How many lines of the data include the string "value"? State the number and nothing else.

Begin

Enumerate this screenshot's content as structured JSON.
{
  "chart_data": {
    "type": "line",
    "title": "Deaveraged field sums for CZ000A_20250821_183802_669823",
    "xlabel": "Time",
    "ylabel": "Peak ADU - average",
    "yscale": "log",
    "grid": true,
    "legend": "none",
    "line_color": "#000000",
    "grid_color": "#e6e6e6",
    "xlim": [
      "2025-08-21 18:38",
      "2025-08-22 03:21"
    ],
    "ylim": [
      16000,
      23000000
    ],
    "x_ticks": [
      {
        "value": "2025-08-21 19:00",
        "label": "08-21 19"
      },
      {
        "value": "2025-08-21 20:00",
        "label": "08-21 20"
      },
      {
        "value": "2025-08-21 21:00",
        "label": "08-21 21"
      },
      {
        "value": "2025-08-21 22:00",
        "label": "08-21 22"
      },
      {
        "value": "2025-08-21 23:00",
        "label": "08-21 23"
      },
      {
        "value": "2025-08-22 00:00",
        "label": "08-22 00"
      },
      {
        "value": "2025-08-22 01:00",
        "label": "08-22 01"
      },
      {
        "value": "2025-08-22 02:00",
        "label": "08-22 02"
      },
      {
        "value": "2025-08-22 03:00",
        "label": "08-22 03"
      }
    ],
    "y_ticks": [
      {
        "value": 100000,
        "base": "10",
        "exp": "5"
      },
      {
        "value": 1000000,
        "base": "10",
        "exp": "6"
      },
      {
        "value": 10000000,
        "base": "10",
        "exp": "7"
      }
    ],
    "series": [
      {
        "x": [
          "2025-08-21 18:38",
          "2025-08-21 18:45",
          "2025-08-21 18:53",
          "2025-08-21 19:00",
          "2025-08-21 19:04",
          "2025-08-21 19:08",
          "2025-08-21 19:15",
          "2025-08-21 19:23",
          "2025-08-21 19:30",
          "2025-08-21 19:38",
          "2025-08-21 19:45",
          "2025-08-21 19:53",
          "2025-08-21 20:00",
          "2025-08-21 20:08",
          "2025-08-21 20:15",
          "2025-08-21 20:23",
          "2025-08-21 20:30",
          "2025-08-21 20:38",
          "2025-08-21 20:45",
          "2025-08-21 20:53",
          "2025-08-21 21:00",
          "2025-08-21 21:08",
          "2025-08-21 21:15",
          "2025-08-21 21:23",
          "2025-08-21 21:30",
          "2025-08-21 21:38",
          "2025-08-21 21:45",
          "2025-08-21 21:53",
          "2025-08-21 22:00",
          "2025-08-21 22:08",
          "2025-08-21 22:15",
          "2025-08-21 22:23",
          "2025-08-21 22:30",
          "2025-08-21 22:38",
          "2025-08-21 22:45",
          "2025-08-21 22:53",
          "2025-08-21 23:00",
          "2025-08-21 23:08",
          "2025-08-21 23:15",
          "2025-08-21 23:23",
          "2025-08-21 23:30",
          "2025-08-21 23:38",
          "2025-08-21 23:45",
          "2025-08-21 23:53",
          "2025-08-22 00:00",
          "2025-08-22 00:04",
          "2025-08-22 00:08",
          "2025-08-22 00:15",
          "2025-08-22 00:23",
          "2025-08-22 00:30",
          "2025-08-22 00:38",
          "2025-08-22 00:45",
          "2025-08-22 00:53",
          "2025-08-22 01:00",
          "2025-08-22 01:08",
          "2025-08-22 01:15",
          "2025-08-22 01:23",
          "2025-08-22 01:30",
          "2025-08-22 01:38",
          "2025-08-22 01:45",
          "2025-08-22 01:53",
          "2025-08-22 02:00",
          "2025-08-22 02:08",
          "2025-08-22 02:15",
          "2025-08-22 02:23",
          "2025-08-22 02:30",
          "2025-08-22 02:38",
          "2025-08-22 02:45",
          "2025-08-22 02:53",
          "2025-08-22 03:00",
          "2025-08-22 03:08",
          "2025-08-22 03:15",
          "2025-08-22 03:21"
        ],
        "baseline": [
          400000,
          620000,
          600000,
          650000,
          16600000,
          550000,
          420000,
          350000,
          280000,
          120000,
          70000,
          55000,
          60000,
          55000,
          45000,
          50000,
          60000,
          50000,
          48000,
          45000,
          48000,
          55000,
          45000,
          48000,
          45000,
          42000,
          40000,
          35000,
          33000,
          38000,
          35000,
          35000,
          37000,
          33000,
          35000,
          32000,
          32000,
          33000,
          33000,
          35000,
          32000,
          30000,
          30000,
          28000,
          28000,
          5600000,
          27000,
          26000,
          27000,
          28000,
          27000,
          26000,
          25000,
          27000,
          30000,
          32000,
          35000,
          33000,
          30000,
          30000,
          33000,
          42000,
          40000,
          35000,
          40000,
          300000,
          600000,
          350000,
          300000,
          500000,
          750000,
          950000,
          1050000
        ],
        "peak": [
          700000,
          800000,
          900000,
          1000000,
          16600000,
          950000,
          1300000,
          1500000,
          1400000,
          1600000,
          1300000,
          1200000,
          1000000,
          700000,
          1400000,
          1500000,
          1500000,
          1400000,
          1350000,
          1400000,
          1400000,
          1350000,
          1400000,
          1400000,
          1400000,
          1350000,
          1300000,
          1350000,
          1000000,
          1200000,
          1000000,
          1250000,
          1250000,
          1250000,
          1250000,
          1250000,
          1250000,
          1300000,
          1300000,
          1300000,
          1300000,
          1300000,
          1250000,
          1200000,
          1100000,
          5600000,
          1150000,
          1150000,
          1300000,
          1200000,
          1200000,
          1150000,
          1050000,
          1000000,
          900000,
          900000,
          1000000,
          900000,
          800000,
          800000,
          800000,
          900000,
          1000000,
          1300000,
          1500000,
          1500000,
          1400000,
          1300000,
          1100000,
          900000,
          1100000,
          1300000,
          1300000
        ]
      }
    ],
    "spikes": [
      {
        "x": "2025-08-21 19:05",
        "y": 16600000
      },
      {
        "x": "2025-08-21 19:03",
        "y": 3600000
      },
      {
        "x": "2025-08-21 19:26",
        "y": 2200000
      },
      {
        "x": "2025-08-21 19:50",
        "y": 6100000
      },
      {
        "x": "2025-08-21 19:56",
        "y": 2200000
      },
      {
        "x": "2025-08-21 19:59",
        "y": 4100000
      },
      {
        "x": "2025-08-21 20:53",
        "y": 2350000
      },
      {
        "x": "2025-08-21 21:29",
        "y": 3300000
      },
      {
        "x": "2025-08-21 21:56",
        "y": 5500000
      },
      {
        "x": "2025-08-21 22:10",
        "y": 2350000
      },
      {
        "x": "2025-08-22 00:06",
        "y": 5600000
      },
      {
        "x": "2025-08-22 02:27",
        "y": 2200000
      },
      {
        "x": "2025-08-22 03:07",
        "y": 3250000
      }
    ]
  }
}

End

§ TASK RESULT:
12